Data rows:
•••
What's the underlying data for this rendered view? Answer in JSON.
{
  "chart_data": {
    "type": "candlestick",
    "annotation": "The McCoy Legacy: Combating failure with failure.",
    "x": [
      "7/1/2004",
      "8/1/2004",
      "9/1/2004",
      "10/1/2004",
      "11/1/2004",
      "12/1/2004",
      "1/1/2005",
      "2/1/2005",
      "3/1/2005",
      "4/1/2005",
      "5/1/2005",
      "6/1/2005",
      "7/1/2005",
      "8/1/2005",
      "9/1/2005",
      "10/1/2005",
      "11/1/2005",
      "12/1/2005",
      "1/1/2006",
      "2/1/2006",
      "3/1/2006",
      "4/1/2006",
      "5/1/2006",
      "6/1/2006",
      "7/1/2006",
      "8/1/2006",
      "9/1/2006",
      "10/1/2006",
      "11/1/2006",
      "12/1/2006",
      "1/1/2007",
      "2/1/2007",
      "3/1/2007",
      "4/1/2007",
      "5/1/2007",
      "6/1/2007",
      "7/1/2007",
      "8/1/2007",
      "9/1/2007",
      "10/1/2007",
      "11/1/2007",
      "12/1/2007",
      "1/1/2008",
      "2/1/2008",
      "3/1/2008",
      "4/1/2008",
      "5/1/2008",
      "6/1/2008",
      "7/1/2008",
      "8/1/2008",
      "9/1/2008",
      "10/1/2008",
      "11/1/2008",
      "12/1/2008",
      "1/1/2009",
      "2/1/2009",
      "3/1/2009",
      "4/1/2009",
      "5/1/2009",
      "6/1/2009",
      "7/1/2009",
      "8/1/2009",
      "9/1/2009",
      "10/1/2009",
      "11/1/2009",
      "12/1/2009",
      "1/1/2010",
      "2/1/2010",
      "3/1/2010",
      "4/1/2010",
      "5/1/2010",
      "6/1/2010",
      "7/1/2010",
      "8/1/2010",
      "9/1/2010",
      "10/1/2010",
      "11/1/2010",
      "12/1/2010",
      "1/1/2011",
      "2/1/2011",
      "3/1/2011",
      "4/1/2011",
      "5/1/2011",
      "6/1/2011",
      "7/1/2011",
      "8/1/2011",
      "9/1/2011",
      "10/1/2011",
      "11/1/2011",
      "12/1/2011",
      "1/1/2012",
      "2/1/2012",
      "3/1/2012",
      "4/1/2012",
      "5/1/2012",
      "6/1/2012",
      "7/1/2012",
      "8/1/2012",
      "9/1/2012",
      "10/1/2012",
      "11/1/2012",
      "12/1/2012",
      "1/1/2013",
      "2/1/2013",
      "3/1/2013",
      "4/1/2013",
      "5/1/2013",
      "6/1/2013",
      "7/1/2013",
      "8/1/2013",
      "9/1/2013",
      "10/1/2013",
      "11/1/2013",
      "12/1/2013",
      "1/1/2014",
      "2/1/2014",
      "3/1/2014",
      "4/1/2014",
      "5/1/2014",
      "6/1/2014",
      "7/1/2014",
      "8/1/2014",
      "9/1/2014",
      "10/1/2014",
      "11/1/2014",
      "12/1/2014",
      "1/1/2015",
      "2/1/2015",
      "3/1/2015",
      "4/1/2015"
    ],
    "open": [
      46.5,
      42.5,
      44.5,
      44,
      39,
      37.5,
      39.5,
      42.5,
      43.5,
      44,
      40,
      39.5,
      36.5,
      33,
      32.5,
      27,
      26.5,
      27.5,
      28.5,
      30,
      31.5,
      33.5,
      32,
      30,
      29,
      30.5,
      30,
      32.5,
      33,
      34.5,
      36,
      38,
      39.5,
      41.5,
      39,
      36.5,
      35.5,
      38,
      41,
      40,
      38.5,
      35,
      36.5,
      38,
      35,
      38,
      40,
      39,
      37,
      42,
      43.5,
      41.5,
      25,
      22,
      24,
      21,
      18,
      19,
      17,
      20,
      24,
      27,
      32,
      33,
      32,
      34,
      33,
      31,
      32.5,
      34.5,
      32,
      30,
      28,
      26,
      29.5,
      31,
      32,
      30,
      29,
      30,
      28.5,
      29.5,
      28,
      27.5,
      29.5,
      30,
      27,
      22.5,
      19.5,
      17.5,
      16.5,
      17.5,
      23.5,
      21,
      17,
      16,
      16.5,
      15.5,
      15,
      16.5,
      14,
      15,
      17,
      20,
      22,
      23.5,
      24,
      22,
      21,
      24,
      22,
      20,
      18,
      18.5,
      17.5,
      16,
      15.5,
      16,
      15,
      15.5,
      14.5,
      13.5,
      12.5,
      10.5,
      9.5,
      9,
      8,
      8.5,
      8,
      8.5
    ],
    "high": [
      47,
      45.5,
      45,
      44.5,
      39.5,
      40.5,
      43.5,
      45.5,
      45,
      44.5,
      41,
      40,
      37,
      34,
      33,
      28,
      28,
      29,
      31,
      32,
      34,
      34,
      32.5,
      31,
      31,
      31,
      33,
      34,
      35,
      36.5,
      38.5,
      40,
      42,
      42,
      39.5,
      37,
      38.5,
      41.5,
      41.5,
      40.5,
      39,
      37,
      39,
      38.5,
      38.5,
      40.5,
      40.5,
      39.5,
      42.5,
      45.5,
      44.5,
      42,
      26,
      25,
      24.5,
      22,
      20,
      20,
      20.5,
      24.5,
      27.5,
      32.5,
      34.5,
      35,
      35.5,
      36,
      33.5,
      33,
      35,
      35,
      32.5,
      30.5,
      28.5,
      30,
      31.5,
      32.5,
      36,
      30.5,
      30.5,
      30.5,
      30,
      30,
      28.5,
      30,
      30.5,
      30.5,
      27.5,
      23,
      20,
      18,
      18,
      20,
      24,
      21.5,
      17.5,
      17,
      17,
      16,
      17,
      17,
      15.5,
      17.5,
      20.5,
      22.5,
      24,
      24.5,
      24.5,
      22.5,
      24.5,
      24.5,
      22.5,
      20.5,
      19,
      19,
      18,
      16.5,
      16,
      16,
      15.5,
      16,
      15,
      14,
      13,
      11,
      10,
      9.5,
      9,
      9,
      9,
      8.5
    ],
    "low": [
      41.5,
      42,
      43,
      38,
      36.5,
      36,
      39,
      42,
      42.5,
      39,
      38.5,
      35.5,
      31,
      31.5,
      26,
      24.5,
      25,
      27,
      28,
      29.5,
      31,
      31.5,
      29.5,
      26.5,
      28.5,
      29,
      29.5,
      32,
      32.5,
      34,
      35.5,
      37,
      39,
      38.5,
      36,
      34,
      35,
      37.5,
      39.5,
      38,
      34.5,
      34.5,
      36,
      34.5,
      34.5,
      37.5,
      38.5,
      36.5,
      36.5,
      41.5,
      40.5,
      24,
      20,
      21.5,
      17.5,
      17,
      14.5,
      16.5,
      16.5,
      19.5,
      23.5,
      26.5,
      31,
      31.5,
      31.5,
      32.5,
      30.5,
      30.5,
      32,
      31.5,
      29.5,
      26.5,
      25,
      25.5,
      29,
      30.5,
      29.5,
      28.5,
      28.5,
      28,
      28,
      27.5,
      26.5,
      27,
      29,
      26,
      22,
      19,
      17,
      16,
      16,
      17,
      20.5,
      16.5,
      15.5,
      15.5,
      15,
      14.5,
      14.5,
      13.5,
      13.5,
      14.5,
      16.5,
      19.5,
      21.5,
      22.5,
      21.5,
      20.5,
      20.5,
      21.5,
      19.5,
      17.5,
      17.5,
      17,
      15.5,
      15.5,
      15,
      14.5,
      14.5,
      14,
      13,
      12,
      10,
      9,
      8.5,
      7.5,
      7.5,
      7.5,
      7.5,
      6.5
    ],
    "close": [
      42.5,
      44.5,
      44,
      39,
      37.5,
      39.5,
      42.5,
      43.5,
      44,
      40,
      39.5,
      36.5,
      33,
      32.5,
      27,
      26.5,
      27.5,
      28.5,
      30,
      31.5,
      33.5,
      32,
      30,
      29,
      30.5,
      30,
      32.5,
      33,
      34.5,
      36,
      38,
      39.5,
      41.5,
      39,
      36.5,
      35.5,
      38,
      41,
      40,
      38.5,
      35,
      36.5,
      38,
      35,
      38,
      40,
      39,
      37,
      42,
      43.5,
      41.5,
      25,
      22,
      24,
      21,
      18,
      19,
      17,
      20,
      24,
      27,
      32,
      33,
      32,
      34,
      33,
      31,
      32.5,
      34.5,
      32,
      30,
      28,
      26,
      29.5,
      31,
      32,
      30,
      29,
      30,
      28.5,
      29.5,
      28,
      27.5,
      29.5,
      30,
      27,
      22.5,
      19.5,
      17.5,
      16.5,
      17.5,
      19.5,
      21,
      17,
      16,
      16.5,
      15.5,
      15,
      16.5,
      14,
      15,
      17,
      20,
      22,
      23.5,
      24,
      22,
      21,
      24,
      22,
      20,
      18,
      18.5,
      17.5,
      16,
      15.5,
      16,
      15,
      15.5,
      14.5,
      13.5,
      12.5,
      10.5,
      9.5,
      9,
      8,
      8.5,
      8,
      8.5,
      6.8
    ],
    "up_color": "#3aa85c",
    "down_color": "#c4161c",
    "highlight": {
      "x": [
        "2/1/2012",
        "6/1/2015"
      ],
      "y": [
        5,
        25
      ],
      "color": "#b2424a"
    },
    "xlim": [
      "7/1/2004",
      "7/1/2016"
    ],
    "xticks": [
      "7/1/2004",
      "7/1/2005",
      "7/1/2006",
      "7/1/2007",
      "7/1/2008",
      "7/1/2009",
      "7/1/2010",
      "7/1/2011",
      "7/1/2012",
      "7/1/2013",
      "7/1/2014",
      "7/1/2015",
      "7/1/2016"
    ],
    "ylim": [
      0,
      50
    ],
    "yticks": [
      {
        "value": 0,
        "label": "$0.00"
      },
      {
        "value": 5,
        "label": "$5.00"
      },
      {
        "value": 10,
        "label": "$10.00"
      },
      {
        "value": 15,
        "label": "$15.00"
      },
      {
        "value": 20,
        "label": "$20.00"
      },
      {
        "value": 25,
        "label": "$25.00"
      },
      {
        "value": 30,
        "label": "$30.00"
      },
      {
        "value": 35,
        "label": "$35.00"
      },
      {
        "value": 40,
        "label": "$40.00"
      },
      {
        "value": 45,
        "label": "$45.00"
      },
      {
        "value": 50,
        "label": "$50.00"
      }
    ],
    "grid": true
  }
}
•••
Problem statement:
Give the count of lines containing "label", with no added text.

Answer in full:
11